:: The records
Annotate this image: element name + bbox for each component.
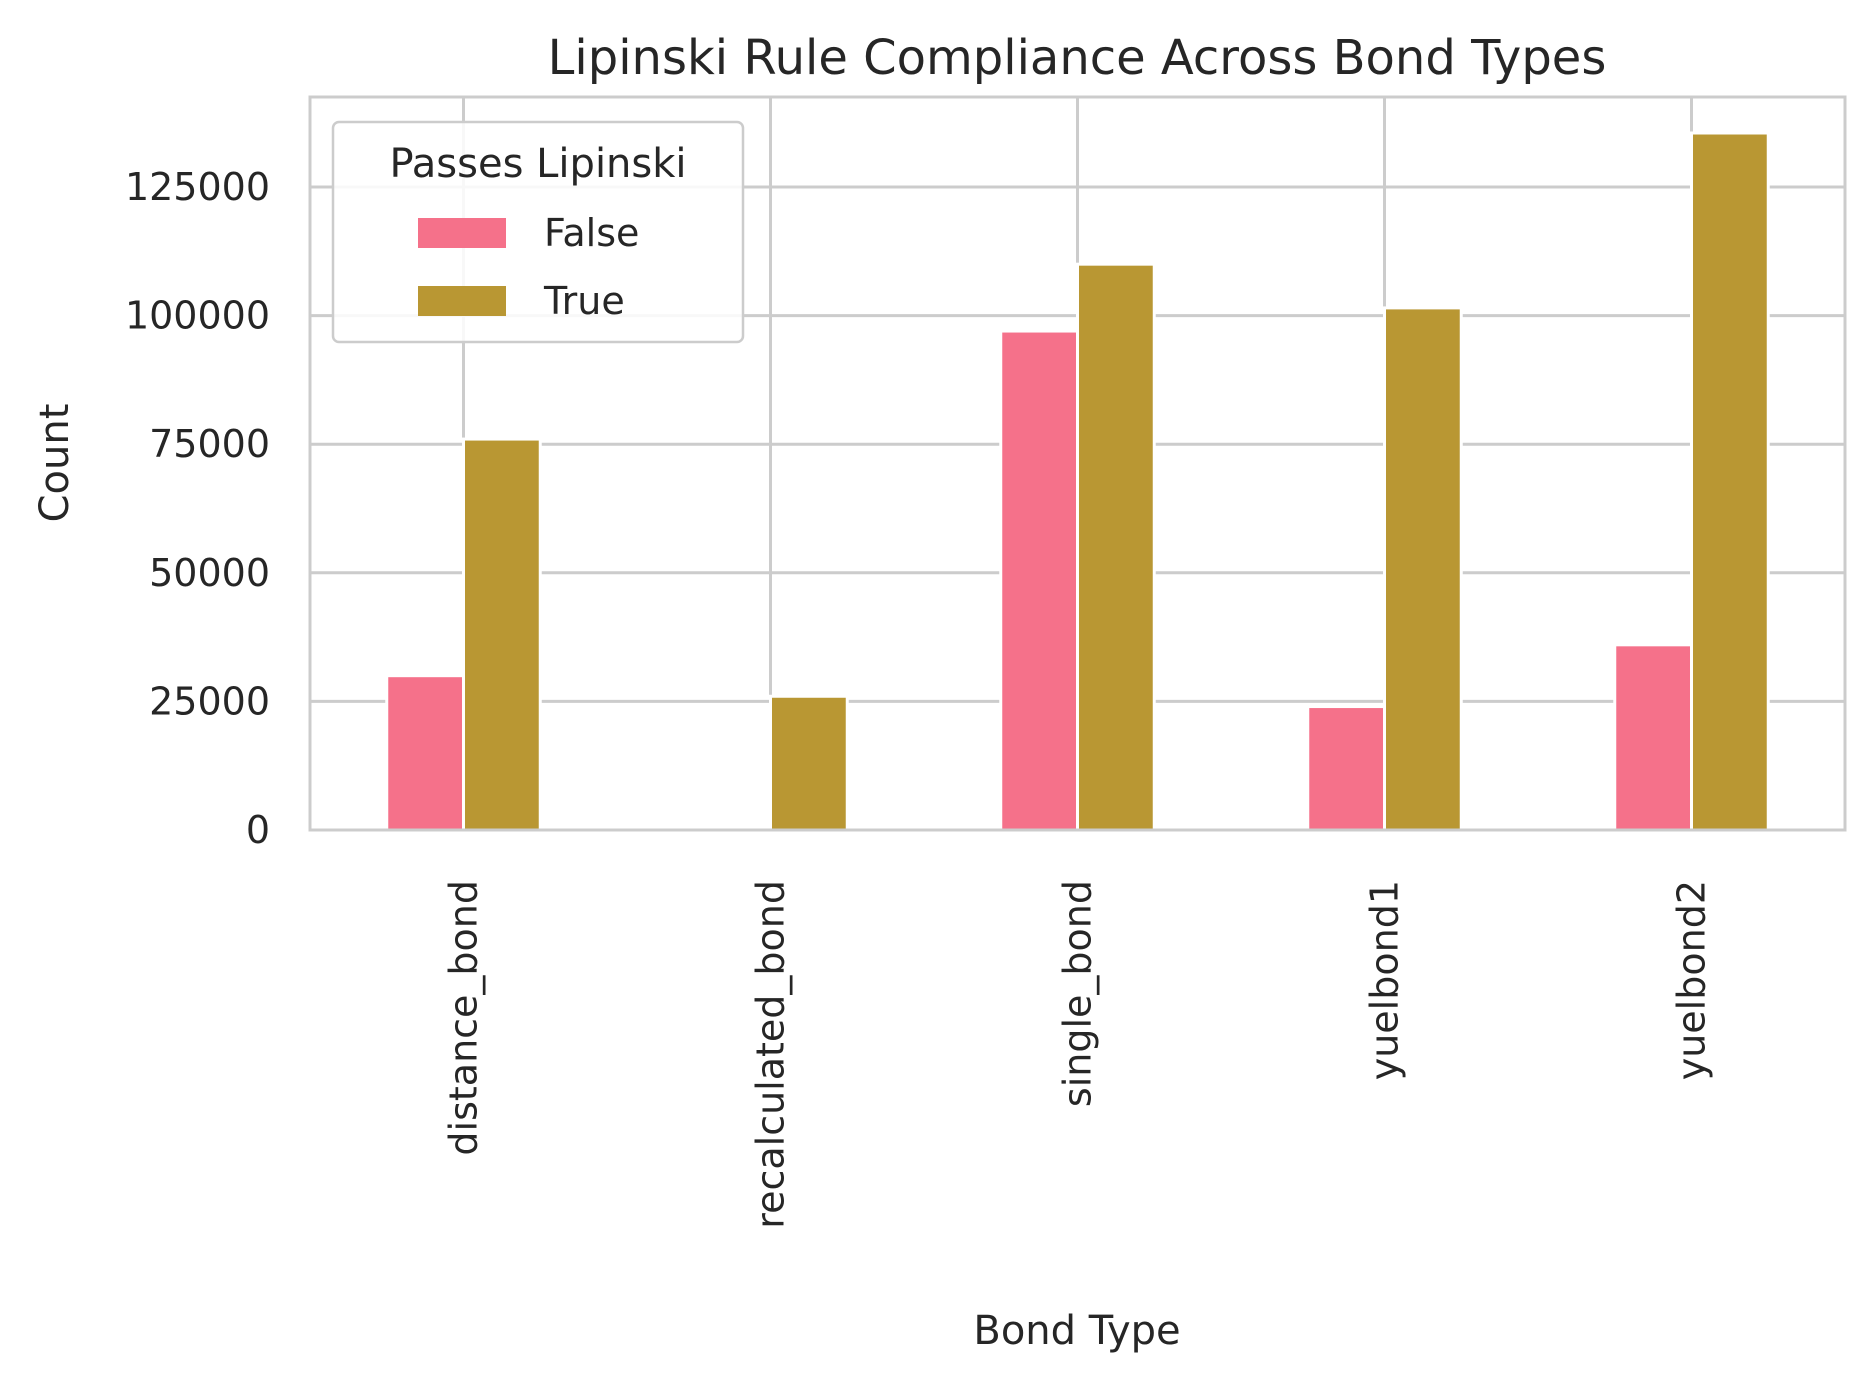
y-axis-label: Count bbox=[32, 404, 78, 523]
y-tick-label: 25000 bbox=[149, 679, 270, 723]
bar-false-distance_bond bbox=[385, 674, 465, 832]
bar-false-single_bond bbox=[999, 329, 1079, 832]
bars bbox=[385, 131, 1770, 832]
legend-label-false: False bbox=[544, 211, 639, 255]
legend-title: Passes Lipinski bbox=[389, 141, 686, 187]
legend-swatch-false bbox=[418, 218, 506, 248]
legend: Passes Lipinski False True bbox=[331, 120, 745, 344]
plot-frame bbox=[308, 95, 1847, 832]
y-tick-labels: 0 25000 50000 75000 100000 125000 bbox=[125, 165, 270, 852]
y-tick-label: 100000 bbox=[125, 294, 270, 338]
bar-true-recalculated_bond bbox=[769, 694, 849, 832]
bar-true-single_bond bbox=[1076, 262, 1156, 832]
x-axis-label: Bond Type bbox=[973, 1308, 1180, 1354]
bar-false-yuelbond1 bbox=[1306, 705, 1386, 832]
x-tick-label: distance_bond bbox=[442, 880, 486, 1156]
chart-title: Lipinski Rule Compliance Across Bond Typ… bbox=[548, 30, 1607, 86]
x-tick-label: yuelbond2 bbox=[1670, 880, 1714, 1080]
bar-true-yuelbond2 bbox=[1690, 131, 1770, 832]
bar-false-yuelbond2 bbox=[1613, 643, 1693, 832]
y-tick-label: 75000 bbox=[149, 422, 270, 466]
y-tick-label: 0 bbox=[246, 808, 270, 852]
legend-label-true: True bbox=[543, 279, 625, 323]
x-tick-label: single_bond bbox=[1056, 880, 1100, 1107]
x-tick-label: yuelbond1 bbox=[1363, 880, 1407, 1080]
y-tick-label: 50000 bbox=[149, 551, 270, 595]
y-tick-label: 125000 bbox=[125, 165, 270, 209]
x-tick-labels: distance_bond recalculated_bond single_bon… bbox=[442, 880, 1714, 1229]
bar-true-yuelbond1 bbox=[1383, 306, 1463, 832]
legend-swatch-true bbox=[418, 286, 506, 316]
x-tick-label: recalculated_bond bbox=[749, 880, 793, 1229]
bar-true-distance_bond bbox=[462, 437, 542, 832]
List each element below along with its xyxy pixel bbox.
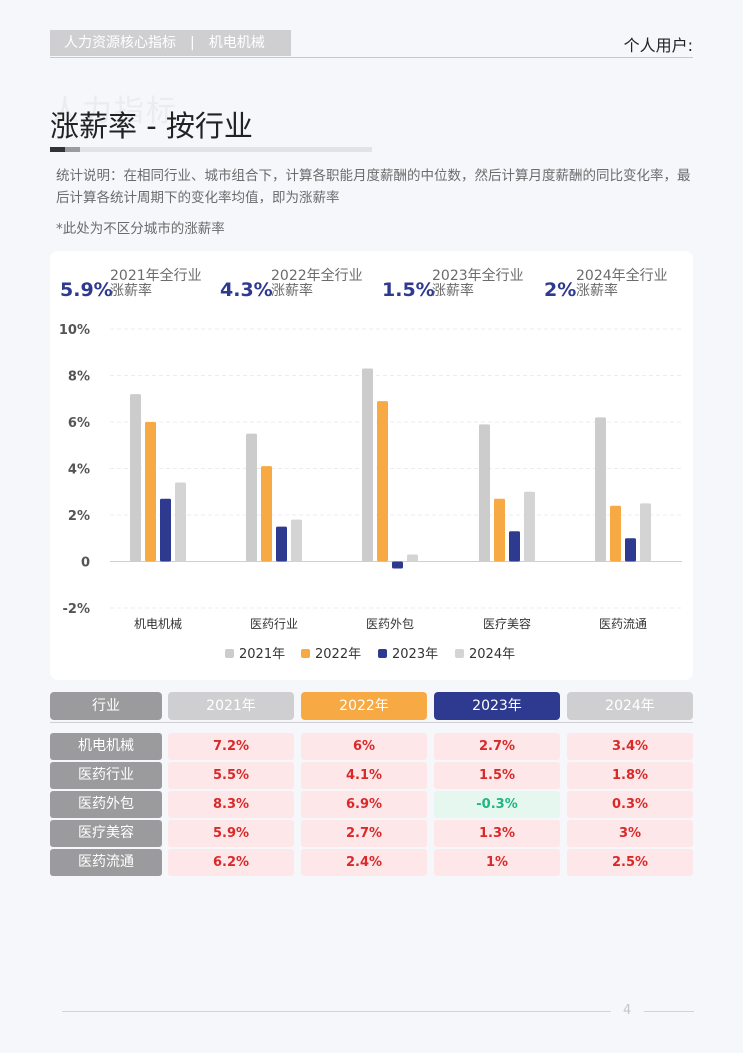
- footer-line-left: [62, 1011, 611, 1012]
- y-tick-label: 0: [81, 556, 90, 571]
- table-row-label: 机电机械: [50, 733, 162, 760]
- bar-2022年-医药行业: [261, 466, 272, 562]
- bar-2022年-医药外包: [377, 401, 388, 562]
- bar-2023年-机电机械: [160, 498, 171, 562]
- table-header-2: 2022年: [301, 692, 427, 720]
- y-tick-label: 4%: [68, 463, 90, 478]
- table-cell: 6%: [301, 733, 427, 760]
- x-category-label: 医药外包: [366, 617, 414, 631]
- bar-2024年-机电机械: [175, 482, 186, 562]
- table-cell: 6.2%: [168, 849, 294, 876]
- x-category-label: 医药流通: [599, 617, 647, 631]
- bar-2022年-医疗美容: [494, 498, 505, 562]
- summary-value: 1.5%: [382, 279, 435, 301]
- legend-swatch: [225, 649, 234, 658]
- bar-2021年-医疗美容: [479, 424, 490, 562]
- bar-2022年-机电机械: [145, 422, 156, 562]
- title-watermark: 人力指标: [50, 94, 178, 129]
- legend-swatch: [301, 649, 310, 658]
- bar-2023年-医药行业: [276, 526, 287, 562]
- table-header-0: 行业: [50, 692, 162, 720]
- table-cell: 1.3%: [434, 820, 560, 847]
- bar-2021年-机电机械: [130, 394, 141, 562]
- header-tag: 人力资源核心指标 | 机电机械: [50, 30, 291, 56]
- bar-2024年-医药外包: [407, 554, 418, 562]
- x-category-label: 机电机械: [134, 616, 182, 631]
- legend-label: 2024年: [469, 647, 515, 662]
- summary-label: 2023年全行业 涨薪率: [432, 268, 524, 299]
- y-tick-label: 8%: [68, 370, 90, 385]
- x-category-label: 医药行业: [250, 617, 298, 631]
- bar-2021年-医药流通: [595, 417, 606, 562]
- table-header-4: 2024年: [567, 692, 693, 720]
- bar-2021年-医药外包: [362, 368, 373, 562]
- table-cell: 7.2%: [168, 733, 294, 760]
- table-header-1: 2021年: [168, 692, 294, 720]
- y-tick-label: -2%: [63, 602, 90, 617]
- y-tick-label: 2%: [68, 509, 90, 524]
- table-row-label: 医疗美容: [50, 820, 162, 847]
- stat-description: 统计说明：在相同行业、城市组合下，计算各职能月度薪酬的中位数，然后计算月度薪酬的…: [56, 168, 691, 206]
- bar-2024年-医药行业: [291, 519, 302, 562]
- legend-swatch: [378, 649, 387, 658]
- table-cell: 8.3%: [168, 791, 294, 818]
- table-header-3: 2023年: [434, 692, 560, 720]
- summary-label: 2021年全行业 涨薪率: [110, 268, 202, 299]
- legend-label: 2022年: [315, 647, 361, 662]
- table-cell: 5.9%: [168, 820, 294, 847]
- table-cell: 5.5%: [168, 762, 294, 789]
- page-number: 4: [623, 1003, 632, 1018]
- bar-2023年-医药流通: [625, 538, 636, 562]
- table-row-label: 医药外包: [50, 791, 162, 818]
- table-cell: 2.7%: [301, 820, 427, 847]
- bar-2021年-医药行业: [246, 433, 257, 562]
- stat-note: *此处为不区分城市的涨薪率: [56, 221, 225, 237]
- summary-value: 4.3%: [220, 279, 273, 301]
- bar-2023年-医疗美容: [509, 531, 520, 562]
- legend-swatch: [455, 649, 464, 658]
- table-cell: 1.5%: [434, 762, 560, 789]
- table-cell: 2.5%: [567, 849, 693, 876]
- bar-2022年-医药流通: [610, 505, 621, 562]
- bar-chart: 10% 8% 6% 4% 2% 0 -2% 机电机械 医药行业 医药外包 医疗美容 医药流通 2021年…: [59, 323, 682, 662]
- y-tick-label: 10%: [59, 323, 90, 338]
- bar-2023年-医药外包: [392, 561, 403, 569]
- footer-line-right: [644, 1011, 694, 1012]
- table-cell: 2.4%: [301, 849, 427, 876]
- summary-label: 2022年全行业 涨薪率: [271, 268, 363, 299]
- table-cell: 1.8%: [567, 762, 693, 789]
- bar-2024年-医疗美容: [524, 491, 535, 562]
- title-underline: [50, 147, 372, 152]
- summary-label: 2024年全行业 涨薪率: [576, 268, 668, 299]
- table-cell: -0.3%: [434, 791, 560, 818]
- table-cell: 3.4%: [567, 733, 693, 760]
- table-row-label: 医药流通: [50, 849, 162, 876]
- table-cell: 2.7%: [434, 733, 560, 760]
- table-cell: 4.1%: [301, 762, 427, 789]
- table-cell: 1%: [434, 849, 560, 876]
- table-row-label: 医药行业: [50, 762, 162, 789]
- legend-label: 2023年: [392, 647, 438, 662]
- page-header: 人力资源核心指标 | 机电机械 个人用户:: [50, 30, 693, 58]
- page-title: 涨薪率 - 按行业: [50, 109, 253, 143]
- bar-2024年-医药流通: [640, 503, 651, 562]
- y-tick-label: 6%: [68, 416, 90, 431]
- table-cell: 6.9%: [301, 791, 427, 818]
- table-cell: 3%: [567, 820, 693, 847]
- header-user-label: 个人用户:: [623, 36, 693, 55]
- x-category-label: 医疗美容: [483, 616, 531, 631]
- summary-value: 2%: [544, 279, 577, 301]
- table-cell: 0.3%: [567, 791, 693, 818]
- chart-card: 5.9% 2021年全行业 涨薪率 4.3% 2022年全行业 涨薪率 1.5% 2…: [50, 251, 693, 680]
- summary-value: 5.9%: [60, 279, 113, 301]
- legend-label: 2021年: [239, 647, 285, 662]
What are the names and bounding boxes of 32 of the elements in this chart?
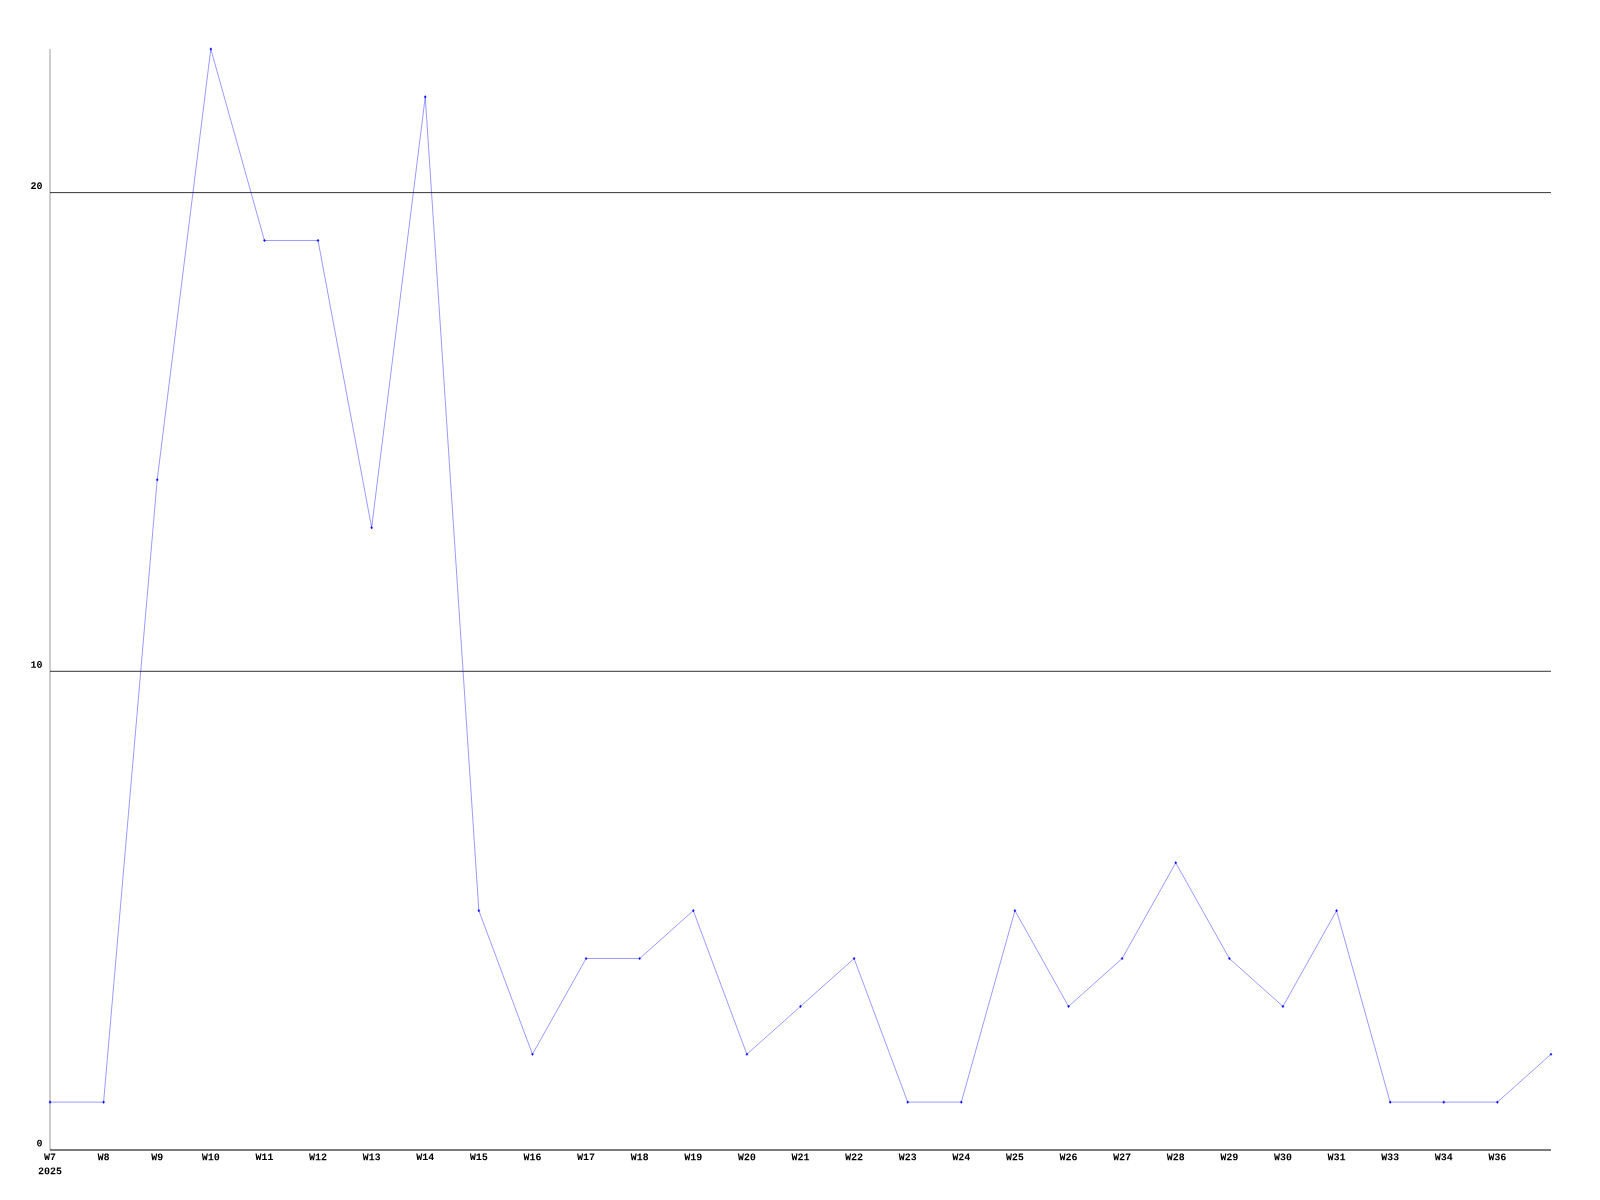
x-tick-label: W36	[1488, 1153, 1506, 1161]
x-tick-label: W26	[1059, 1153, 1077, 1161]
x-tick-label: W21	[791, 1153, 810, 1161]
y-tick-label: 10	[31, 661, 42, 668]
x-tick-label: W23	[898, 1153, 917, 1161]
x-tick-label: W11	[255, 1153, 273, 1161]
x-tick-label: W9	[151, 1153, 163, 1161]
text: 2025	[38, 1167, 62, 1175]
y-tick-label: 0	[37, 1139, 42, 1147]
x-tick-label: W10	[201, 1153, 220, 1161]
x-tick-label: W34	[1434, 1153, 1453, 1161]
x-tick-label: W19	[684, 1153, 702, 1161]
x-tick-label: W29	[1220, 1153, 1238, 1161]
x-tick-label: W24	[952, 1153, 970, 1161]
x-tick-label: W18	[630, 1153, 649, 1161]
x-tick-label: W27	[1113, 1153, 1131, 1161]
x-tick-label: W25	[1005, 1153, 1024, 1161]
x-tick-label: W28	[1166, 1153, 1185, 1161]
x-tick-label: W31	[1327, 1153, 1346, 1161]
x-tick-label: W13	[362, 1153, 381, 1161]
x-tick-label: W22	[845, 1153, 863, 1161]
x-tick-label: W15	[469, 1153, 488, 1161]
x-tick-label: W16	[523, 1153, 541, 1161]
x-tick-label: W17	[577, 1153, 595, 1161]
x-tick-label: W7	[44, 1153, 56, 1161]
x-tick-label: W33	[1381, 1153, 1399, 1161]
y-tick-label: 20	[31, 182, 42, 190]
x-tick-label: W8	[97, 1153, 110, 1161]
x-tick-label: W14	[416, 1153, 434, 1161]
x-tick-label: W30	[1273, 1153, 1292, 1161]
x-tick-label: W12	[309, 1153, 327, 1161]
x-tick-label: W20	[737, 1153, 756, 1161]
::::
> What this task involves: Convert the lines of the entries, from the line with "y-axis-label: Count bbox=[32, 404, 78, 523]" up to and including the line with "x-tick-label: single_bond bbox=[1056, 880, 1100, 1107]", into a Markdown table with two columns, No. and Line, where No. numbers each line. Leave out any blank lines.

> Written reply:
| No. | Line |
|---|---|
| 1 | y-axis-label: Count bbox=[32, 404, 78, 523] |
| 2 | y-tick-label: 25000 bbox=[149, 679, 270, 723] |
| 3 | bar-false-distance_bond bbox=[385, 674, 465, 832] |
| 4 | bar-false-single_bond bbox=[999, 329, 1079, 832] |
| 5 | bars bbox=[385, 131, 1770, 832] |
| 6 | legend-label-false: False bbox=[544, 211, 639, 255] |
| 7 | legend-title: Passes Lipinski bbox=[389, 141, 686, 187] |
| 8 | legend-swatch-false bbox=[418, 218, 506, 248] |
| 9 | legend: Passes Lipinski False True bbox=[331, 120, 745, 344] |
| 10 | plot-frame bbox=[308, 95, 1847, 832] |
| 11 | y-tick-labels: 0 25000 50000 75000 100000 125000 bbox=[125, 165, 270, 852] |
| 12 | y-tick-label: 100000 bbox=[125, 294, 270, 338] |
| 13 | bar-true-recalculated_bond bbox=[769, 694, 849, 832] |
| 14 | bar-true-single_bond bbox=[1076, 262, 1156, 832] |
| 15 | x-axis-label: Bond Type bbox=[973, 1308, 1180, 1354] |
| 16 | bar-false-yuelbond1 bbox=[1306, 705, 1386, 832] |
| 17 | x-tick-label: distance_bond bbox=[442, 880, 486, 1156] |
| 18 | chart-title: Lipinski Rule Compliance Across Bond Typ… bbox=[548, 30, 1607, 86] |
| 19 | x-tick-label: yuelbond2 bbox=[1670, 880, 1714, 1080] |
| 20 | bar-true-yuelbond2 bbox=[1690, 131, 1770, 832] |
| 21 | bar-false-yuelbond2 bbox=[1613, 643, 1693, 832] |
| 22 | y-tick-label: 75000 bbox=[149, 422, 270, 466] |
| 23 | y-tick-label: 0 bbox=[246, 808, 270, 852] |
| 24 | legend-label-true: True bbox=[543, 279, 625, 323] |
| 25 | x-tick-label: single_bond bbox=[1056, 880, 1100, 1107] |